GIVEN TASK:
Scan the material and copy every line in which "construction" appears.

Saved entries
....
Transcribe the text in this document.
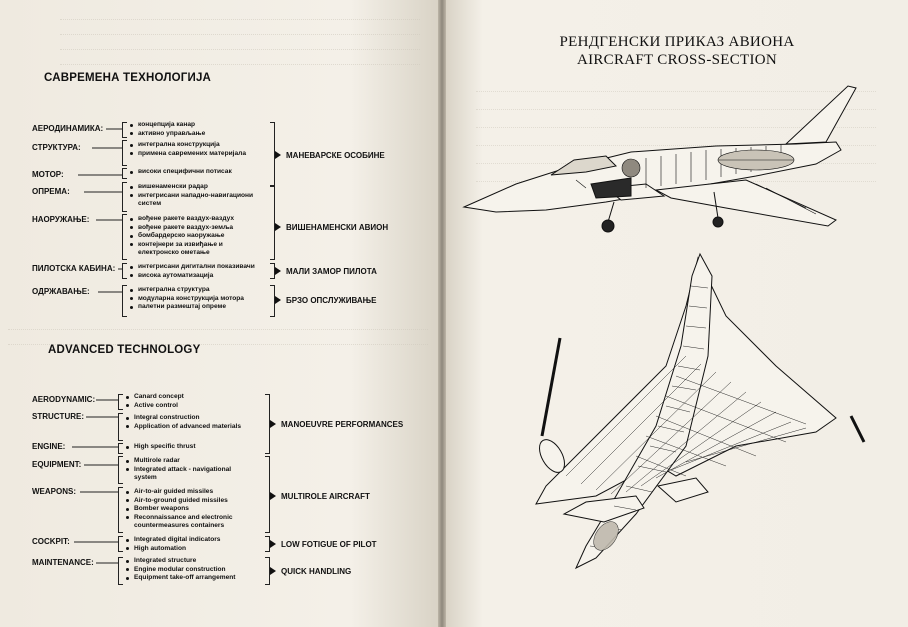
САВРЕМЕНА ТЕХНОЛОГИЈА
АЕРОДИНАМИКА:
СТРУКТУРА:
МОТОР:
ОПРЕМА:
НАОРУЖАЊЕ:
ПИЛОТСКА КАБИНА:
ОДРЖАВАЊЕ:
концепција канар
активно управљање
интегрална конструкција
примена савремених материјала
високи специфични потисак
вишенаменски радар
интегрисани нападно-навигациони систем
вођене ракете ваздух-ваздух
вођене ракете ваздух-земља
бомбардерско наоружање
контејнери за извиђање и електронско ометање
интегрисани дигитални показивачи
висока аутоматизација
интегрална структура
модуларна конструкција мотора
палетни размештај опреме
МАНЕВАРСКЕ ОСОБИНЕ
ВИШЕНАМЕНСКИ АВИОН
МАЛИ ЗАМОР ПИЛОТА
БРЗО ОПСЛУЖИВАЊЕ
ADVANCED TECHNOLOGY
AERODYNAMIC:
STRUCTURE:
ENGINE:
EQUIPMENT:
WEAPONS:
COCKPIT:
MAINTENANCE:
Canard concept
Active control
Integral construction
Application of advanced materials
High specific thrust
Multirole radar
Integrated attack - navigational system
Air-to-air guided missiles
Air-to-ground guided missiles
Bomber weapons
Reconnaissance and electronic countermeasures containers
Integrated digital indicators
High automation
Integrated structure
Engine modular construction
Equipment take-off arrangement
MANOEUVRE PERFORMANCES
MULTIROLE AIRCRAFT
LOW FOTIGUE OF PILOT
QUICK HANDLING
РЕНДГЕНСКИ ПРИКАЗ АВИОНА
AIRCRAFT CROSS-SECTION
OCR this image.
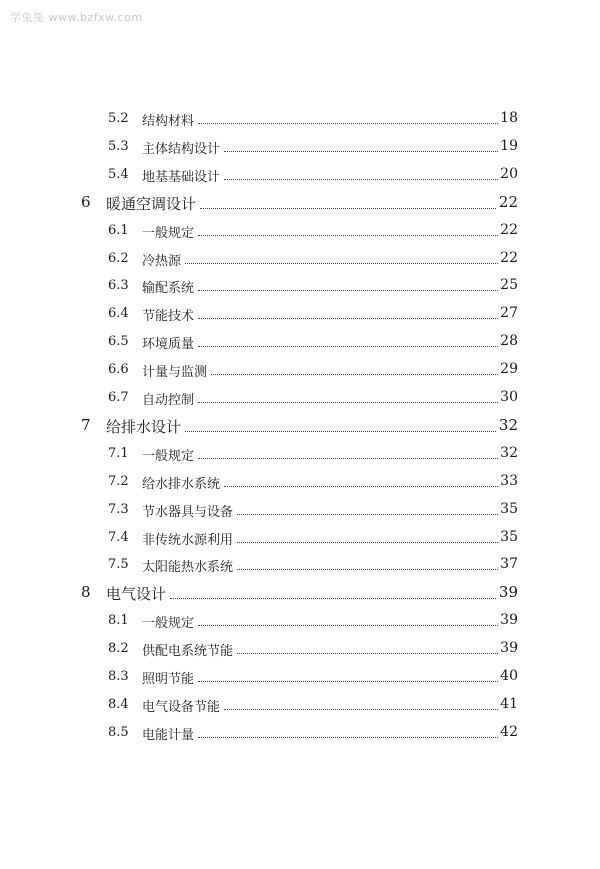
学兔兔 www.bzfxw.com
5.2 结构材料	18
5.3 主体结构设计	19
5.4 地基基础设计	20
6 暖通空调设计	22
6.1 一般规定	22
6.2 冷热源	22
6.3 输配系统	25
6.4 节能技术	27
6.5 环境质量	28
6.6 计量与监测	29
6.7 自动控制	30
7 给排水设计	32
7.1 一般规定	32
7.2 给水排水系统	33
7.3 节水器具与设备	35
7.4 非传统水源利用	35
7.5 太阳能热水系统	37
8 电气设计	39
8.1 一般规定	39
8.2 供配电系统节能	39
8.3 照明节能	40
8.4 电气设备节能	41
8.5 电能计量	42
....
REPLY:
Integral construction
Engine modular construction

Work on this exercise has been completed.